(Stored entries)
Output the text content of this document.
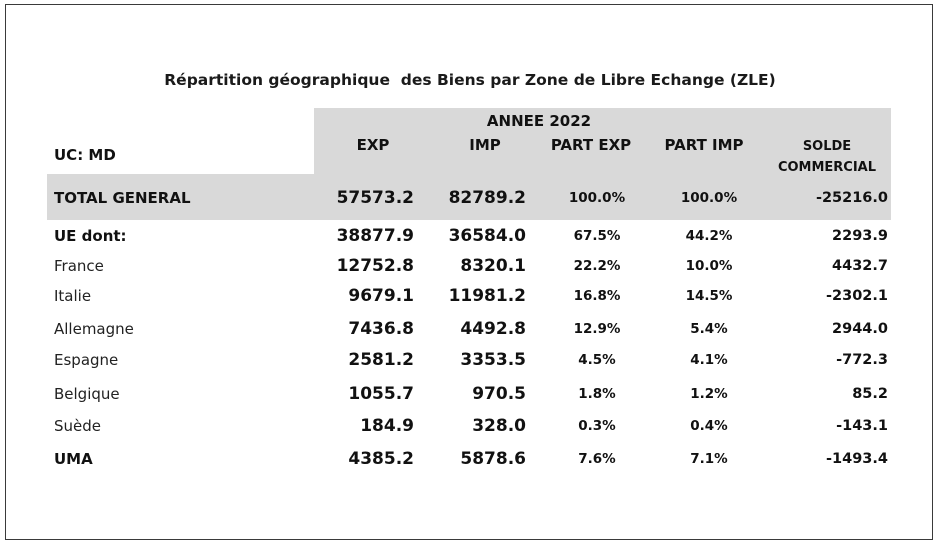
Répartition géographique  des Biens par Zone de Libre Echange (ZLE)
ANNEE 2022
UC: MD
EXP	IMP	PART EXP	PART IMP	SOLDE
COMMERCIAL
TOTAL GENERAL	57573.2	82789.2	100.0%	100.0%	-25216.0
UE dont:	38877.9	36584.0	67.5%	44.2%	2293.9
France	12752.8	8320.1	22.2%	10.0%	4432.7
Italie	9679.1	11981.2	16.8%	14.5%	-2302.1
Allemagne	7436.8	4492.8	12.9%	5.4%	2944.0
Espagne	2581.2	3353.5	4.5%	4.1%	-772.3
Belgique	1055.7	970.5	1.8%	1.2%	85.2
Suède	184.9	328.0	0.3%	0.4%	-143.1
UMA	4385.2	5878.6	7.6%	7.1%	-1493.4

[Exercise details] Leave out the pictures and repeat everything else in the records exactly.

[Answer to this problem]
Output the text content of this document.
Répartition géographique  des Biens par Zone de Libre Echange (ZLE)
ANNEE 2022
UC: MD
EXP	IMP	PART EXP	PART IMP	SOLDE
COMMERCIAL
TOTAL GENERAL	57573.2	82789.2	100.0%	100.0%	-25216.0
UE dont:	38877.9	36584.0	67.5%	44.2%	2293.9
France	12752.8	8320.1	22.2%	10.0%	4432.7
Italie	9679.1	11981.2	16.8%	14.5%	-2302.1
Allemagne	7436.8	4492.8	12.9%	5.4%	2944.0
Espagne	2581.2	3353.5	4.5%	4.1%	-772.3
Belgique	1055.7	970.5	1.8%	1.2%	85.2
Suède	184.9	328.0	0.3%	0.4%	-143.1
UMA	4385.2	5878.6	7.6%	7.1%	-1493.4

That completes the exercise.